TASK MATERIAL:
+ + + +

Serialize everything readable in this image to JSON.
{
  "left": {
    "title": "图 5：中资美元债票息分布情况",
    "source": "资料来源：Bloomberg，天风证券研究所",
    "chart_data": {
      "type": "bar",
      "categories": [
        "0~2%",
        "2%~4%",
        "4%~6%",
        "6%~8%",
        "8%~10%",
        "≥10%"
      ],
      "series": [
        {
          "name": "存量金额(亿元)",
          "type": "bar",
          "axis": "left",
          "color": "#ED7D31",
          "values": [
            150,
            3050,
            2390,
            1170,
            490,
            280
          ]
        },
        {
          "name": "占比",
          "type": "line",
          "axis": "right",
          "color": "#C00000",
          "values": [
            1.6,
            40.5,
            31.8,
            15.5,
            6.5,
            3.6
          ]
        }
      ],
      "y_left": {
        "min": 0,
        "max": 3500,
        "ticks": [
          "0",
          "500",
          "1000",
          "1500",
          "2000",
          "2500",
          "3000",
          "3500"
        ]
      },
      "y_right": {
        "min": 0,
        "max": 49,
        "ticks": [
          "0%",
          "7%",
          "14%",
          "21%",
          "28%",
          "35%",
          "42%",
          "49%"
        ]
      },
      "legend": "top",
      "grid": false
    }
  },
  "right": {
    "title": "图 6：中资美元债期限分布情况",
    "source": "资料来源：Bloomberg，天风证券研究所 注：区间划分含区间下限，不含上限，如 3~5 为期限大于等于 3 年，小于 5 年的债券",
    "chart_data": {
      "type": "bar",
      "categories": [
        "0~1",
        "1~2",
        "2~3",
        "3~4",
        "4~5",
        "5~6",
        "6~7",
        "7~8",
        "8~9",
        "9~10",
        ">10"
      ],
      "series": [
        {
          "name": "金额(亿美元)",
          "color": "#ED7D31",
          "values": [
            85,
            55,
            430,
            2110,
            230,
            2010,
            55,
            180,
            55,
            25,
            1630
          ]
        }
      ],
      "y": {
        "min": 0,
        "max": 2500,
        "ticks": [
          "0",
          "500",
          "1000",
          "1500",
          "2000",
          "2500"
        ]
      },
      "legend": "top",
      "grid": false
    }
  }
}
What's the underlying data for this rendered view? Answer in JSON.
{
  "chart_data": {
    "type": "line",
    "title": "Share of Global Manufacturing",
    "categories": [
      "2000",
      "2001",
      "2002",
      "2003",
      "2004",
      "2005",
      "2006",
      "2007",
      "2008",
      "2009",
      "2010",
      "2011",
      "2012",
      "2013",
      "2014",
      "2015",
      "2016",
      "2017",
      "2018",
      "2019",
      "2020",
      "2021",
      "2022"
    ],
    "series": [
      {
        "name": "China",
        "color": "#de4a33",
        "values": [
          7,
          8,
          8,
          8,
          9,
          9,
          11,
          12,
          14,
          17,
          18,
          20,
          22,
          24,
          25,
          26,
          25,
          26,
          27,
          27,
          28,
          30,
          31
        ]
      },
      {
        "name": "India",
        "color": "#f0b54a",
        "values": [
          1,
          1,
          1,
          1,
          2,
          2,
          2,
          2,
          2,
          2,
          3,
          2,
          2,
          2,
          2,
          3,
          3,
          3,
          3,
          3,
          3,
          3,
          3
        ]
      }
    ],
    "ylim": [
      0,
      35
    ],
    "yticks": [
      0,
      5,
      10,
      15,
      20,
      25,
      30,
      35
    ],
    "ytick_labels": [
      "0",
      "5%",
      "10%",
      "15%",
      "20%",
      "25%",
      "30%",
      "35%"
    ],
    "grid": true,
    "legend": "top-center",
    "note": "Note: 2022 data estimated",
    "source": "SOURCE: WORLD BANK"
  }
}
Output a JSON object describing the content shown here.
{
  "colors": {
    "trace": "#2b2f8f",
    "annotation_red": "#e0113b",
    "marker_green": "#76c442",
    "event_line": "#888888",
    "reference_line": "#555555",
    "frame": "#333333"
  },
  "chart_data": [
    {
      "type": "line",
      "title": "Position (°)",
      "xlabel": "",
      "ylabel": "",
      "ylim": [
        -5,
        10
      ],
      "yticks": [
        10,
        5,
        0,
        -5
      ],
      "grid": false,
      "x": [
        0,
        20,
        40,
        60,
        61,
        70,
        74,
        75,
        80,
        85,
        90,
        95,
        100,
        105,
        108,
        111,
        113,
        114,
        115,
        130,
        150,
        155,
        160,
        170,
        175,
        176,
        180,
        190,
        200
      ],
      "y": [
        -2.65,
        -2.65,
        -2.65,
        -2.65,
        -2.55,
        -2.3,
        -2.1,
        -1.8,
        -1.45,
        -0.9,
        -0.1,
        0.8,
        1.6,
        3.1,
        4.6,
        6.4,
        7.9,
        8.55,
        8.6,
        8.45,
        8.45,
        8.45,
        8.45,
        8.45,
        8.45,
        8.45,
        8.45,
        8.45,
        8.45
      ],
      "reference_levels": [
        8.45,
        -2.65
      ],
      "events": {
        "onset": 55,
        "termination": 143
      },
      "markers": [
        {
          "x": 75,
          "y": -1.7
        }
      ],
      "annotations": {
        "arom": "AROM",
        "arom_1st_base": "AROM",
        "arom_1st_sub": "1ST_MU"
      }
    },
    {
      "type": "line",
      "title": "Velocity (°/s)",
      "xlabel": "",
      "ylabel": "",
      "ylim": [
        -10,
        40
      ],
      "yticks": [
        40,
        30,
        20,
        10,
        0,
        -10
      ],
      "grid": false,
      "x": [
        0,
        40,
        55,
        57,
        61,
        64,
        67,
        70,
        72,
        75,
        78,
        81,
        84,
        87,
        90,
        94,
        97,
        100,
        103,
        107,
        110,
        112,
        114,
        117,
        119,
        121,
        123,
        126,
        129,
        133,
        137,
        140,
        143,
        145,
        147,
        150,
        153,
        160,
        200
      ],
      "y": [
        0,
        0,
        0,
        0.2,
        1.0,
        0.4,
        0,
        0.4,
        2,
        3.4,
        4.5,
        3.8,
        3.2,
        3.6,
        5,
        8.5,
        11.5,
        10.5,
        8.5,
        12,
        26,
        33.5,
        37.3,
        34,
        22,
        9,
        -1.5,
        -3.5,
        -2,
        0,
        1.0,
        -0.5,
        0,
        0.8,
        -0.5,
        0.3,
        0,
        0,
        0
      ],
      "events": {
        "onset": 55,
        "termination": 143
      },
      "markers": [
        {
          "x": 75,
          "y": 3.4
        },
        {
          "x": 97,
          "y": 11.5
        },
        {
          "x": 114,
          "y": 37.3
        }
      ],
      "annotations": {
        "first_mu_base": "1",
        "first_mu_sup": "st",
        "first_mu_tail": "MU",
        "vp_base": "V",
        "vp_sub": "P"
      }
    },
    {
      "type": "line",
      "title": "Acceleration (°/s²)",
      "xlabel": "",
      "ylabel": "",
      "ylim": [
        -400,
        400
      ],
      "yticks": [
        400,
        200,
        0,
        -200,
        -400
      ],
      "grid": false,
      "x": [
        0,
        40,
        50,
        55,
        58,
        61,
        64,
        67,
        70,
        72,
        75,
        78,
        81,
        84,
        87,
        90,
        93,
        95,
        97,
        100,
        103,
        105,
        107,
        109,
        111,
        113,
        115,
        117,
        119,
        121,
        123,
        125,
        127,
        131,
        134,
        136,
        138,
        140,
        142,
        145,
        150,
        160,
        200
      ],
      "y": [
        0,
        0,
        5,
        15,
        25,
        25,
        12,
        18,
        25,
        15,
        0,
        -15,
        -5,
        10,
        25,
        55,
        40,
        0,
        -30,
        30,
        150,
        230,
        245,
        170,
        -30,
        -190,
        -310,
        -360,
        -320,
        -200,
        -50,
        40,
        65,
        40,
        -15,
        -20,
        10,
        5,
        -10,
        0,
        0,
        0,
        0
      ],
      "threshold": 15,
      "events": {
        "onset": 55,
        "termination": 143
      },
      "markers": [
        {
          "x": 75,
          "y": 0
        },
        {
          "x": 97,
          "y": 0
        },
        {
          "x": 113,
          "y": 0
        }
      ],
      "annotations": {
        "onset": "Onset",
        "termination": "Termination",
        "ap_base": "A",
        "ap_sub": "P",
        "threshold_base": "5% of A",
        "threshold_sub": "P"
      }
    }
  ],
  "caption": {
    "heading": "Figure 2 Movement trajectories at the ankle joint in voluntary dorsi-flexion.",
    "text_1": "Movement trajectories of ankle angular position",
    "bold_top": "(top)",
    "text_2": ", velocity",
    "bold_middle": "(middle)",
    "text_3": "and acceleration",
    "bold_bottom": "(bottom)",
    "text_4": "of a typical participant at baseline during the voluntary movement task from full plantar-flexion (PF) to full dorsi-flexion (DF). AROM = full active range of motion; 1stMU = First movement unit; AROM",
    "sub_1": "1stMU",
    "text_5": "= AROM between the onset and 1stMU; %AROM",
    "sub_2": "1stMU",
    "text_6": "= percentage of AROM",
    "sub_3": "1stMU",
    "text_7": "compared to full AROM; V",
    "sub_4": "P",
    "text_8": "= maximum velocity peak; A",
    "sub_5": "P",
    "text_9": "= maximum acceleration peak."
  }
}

+ + + +

WRITTEN REQUEST: Find every line that holds "full" and copy it.

EXERCISE RESPONSE:
    "text_4": "of a typical participant at baseline during the voluntary movement task from full plantar-flexion (PF) to full dorsi-flexion (DF). AROM = full active range of motion; 1stMU = First movement unit; AROM",
    "text_7": "compared to full AROM; V",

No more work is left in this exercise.